* _What is expected_
Return all lines with the word "eligibility" in them.

* _Dataset records_

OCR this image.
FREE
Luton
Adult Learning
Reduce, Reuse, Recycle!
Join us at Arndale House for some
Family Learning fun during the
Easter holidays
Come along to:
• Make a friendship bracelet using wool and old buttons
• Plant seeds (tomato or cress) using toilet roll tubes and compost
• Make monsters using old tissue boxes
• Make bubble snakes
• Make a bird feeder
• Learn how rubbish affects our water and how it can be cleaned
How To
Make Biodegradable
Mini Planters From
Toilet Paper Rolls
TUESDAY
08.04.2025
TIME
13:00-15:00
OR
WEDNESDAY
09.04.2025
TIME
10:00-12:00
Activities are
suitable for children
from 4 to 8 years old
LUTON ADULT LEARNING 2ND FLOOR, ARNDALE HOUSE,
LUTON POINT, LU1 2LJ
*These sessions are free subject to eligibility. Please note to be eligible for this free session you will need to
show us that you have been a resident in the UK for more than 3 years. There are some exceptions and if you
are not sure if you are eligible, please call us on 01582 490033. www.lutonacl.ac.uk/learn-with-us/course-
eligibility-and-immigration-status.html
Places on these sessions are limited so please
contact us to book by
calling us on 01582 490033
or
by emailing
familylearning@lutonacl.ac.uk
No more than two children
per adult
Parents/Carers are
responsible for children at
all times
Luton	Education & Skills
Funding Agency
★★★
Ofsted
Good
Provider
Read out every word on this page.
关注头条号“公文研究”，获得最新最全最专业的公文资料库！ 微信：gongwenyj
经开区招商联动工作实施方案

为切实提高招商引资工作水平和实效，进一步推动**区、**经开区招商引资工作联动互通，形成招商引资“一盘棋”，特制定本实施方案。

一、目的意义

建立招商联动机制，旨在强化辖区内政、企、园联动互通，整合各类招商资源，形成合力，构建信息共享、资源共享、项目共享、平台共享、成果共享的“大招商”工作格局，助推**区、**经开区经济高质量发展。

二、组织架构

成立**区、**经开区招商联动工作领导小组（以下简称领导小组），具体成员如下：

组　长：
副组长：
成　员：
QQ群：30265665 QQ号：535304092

* _Output for this exercise_
*These sessions are free subject to eligibility. Please note to be eligible for this free session you will need to
eligibility-and-immigration-status.html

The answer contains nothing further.